Directive
Would you copy out the whole listing exactly as given?

Dataset content
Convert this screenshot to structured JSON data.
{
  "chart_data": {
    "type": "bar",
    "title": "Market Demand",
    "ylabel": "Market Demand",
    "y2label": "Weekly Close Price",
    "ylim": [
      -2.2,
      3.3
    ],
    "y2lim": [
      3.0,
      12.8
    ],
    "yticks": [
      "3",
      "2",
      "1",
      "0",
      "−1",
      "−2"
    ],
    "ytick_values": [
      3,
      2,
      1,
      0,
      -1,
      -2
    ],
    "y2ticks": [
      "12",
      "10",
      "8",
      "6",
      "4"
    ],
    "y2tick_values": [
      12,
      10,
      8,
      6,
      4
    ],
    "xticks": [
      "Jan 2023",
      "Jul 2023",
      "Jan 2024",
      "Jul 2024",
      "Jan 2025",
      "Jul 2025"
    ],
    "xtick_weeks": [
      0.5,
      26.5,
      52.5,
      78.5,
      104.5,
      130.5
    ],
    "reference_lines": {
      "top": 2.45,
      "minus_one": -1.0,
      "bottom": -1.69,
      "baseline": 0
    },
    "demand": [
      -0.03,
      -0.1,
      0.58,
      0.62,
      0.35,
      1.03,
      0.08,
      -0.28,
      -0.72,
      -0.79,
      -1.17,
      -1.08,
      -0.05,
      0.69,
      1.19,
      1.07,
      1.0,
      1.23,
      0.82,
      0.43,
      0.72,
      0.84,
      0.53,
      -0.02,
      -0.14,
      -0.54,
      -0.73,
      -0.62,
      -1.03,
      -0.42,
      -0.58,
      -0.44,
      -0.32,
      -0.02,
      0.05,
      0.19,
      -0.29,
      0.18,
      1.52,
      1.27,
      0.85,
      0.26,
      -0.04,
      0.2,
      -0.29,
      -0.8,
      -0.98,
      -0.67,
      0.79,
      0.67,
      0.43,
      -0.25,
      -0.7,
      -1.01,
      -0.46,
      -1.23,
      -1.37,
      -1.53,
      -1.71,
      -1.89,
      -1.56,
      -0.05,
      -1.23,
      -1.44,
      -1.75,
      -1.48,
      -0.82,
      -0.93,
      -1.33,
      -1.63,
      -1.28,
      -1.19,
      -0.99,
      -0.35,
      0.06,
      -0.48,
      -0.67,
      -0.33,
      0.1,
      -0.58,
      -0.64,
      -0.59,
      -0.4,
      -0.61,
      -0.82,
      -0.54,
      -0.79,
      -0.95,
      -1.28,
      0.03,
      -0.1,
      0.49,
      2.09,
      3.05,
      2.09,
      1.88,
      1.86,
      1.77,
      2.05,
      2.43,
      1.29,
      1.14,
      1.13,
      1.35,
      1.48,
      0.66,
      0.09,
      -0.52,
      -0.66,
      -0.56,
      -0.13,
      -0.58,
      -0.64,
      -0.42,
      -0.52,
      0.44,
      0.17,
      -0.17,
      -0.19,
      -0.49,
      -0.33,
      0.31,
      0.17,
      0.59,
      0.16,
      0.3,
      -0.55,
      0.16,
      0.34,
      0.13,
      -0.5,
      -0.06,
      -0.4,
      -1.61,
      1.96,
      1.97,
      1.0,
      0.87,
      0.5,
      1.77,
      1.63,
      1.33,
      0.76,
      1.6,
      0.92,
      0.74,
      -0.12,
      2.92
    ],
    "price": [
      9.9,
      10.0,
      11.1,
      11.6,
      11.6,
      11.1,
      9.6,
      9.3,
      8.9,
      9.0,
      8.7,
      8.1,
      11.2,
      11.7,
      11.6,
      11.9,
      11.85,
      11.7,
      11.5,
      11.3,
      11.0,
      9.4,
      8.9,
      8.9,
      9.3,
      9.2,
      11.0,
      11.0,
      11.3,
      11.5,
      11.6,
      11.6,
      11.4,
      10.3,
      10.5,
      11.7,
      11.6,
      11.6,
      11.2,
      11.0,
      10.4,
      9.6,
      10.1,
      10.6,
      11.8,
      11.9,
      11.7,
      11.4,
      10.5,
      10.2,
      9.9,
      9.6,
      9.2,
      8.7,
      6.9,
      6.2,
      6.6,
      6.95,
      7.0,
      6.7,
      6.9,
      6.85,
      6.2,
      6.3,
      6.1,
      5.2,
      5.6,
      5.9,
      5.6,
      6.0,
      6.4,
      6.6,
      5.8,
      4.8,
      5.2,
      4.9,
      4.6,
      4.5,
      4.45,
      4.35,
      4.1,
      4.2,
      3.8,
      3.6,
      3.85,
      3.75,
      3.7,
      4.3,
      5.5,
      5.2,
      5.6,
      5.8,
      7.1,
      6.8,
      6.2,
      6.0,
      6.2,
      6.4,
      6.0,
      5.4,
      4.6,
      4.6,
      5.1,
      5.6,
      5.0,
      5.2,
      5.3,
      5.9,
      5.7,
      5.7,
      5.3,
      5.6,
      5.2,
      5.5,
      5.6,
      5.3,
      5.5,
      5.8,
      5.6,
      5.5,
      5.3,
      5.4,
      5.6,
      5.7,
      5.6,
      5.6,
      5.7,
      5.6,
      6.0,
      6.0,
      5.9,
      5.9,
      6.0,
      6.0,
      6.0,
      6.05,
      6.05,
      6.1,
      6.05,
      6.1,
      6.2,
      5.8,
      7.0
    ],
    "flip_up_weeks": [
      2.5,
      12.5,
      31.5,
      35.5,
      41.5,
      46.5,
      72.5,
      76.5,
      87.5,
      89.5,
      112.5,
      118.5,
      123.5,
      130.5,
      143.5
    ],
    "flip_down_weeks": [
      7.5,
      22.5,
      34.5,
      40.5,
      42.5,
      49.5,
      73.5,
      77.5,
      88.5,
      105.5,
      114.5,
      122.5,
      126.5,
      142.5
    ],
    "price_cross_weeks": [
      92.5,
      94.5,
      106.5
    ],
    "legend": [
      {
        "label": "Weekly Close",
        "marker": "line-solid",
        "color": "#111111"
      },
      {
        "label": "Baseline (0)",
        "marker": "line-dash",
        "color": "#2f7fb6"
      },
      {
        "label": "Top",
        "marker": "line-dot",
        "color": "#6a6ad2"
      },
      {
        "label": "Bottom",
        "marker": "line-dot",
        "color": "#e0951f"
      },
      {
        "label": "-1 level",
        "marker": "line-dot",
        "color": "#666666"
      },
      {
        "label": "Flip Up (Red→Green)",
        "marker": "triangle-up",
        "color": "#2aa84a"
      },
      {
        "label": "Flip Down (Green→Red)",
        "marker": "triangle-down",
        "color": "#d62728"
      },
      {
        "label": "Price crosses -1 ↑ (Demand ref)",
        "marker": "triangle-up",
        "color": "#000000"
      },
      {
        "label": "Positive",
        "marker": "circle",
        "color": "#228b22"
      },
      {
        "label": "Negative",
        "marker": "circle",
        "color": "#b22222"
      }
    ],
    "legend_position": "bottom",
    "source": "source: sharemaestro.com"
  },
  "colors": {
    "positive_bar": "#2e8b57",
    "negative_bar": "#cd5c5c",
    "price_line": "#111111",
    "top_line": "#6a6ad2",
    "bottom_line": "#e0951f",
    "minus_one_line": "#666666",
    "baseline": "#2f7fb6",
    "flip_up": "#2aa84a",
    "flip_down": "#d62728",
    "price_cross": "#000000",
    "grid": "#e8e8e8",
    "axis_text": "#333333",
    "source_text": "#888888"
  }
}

Expected answer
Convert this screenshot to structured JSON data.
{
  "chart_data": {
    "type": "bar",
    "title": "Market Demand",
    "ylabel": "Market Demand",
    "y2label": "Weekly Close Price",
    "ylim": [
      -2.2,
      3.3
    ],
    "y2lim": [
      3.0,
      12.8
    ],
    "yticks": [
      "3",
      "2",
      "1",
      "0",
      "−1",
      "−2"
    ],
    "ytick_values": [
      3,
      2,
      1,
      0,
      -1,
      -2
    ],
    "y2ticks": [
      "12",
      "10",
      "8",
      "6",
      "4"
    ],
    "y2tick_values": [
      12,
      10,
      8,
      6,
      4
    ],
    "xticks": [
      "Jan 2023",
      "Jul 2023",
      "Jan 2024",
      "Jul 2024",
      "Jan 2025",
      "Jul 2025"
    ],
    "xtick_weeks": [
      0.5,
      26.5,
      52.5,
      78.5,
      104.5,
      130.5
    ],
    "reference_lines": {
      "top": 2.45,
      "minus_one": -1.0,
      "bottom": -1.69,
      "baseline": 0
    },
    "demand": [
      -0.03,
      -0.1,
      0.58,
      0.62,
      0.35,
      1.03,
      0.08,
      -0.28,
      -0.72,
      -0.79,
      -1.17,
      -1.08,
      -0.05,
      0.69,
      1.19,
      1.07,
      1.0,
      1.23,
      0.82,
      0.43,
      0.72,
      0.84,
      0.53,
      -0.02,
      -0.14,
      -0.54,
      -0.73,
      -0.62,
      -1.03,
      -0.42,
      -0.58,
      -0.44,
      -0.32,
      -0.02,
      0.05,
      0.19,
      -0.29,
      0.18,
      1.52,
      1.27,
      0.85,
      0.26,
      -0.04,
      0.2,
      -0.29,
      -0.8,
      -0.98,
      -0.67,
      0.79,
      0.67,
      0.43,
      -0.25,
      -0.7,
      -1.01,
      -0.46,
      -1.23,
      -1.37,
      -1.53,
      -1.71,
      -1.89,
      -1.56,
      -0.05,
      -1.23,
      -1.44,
      -1.75,
      -1.48,
      -0.82,
      -0.93,
      -1.33,
      -1.63,
      -1.28,
      -1.19,
      -0.99,
      -0.35,
      0.06,
      -0.48,
      -0.67,
      -0.33,
      0.1,
      -0.58,
      -0.64,
      -0.59,
      -0.4,
      -0.61,
      -0.82,
      -0.54,
      -0.79,
      -0.95,
      -1.28,
      0.03,
      -0.1,
      0.49,
      2.09,
      3.05,
      2.09,
      1.88,
      1.86,
      1.77,
      2.05,
      2.43,
      1.29,
      1.14,
      1.13,
      1.35,
      1.48,
      0.66,
      0.09,
      -0.52,
      -0.66,
      -0.56,
      -0.13,
      -0.58,
      -0.64,
      -0.42,
      -0.52,
      0.44,
      0.17,
      -0.17,
      -0.19,
      -0.49,
      -0.33,
      0.31,
      0.17,
      0.59,
      0.16,
      0.3,
      -0.55,
      0.16,
      0.34,
      0.13,
      -0.5,
      -0.06,
      -0.4,
      -1.61,
      1.96,
      1.97,
      1.0,
      0.87,
      0.5,
      1.77,
      1.63,
      1.33,
      0.76,
      1.6,
      0.92,
      0.74,
      -0.12,
      2.92
    ],
    "price": [
      9.9,
      10.0,
      11.1,
      11.6,
      11.6,
      11.1,
      9.6,
      9.3,
      8.9,
      9.0,
      8.7,
      8.1,
      11.2,
      11.7,
      11.6,
      11.9,
      11.85,
      11.7,
      11.5,
      11.3,
      11.0,
      9.4,
      8.9,
      8.9,
      9.3,
      9.2,
      11.0,
      11.0,
      11.3,
      11.5,
      11.6,
      11.6,
      11.4,
      10.3,
      10.5,
      11.7,
      11.6,
      11.6,
      11.2,
      11.0,
      10.4,
      9.6,
      10.1,
      10.6,
      11.8,
      11.9,
      11.7,
      11.4,
      10.5,
      10.2,
      9.9,
      9.6,
      9.2,
      8.7,
      6.9,
      6.2,
      6.6,
      6.95,
      7.0,
      6.7,
      6.9,
      6.85,
      6.2,
      6.3,
      6.1,
      5.2,
      5.6,
      5.9,
      5.6,
      6.0,
      6.4,
      6.6,
      5.8,
      4.8,
      5.2,
      4.9,
      4.6,
      4.5,
      4.45,
      4.35,
      4.1,
      4.2,
      3.8,
      3.6,
      3.85,
      3.75,
      3.7,
      4.3,
      5.5,
      5.2,
      5.6,
      5.8,
      7.1,
      6.8,
      6.2,
      6.0,
      6.2,
      6.4,
      6.0,
      5.4,
      4.6,
      4.6,
      5.1,
      5.6,
      5.0,
      5.2,
      5.3,
      5.9,
      5.7,
      5.7,
      5.3,
      5.6,
      5.2,
      5.5,
      5.6,
      5.3,
      5.5,
      5.8,
      5.6,
      5.5,
      5.3,
      5.4,
      5.6,
      5.7,
      5.6,
      5.6,
      5.7,
      5.6,
      6.0,
      6.0,
      5.9,
      5.9,
      6.0,
      6.0,
      6.0,
      6.05,
      6.05,
      6.1,
      6.05,
      6.1,
      6.2,
      5.8,
      7.0
    ],
    "flip_up_weeks": [
      2.5,
      12.5,
      31.5,
      35.5,
      41.5,
      46.5,
      72.5,
      76.5,
      87.5,
      89.5,
      112.5,
      118.5,
      123.5,
      130.5,
      143.5
    ],
    "flip_down_weeks": [
      7.5,
      22.5,
      34.5,
      40.5,
      42.5,
      49.5,
      73.5,
      77.5,
      88.5,
      105.5,
      114.5,
      122.5,
      126.5,
      142.5
    ],
    "price_cross_weeks": [
      92.5,
      94.5,
      106.5
    ],
    "legend": [
      {
        "label": "Weekly Close",
        "marker": "line-solid",
        "color": "#111111"
      },
      {
        "label": "Baseline (0)",
        "marker": "line-dash",
        "color": "#2f7fb6"
      },
      {
        "label": "Top",
        "marker": "line-dot",
        "color": "#6a6ad2"
      },
      {
        "label": "Bottom",
        "marker": "line-dot",
        "color": "#e0951f"
      },
      {
        "label": "-1 level",
        "marker": "line-dot",
        "color": "#666666"
      },
      {
        "label": "Flip Up (Red→Green)",
        "marker": "triangle-up",
        "color": "#2aa84a"
      },
      {
        "label": "Flip Down (Green→Red)",
        "marker": "triangle-down",
        "color": "#d62728"
      },
      {
        "label": "Price crosses -1 ↑ (Demand ref)",
        "marker": "triangle-up",
        "color": "#000000"
      },
      {
        "label": "Positive",
        "marker": "circle",
        "color": "#228b22"
      },
      {
        "label": "Negative",
        "marker": "circle",
        "color": "#b22222"
      }
    ],
    "legend_position": "bottom",
    "source": "source: sharemaestro.com"
  },
  "colors": {
    "positive_bar": "#2e8b57",
    "negative_bar": "#cd5c5c",
    "price_line": "#111111",
    "top_line": "#6a6ad2",
    "bottom_line": "#e0951f",
    "minus_one_line": "#666666",
    "baseline": "#2f7fb6",
    "flip_up": "#2aa84a",
    "flip_down": "#d62728",
    "price_cross": "#000000",
    "grid": "#e8e8e8",
    "axis_text": "#333333",
    "source_text": "#888888"
  }
}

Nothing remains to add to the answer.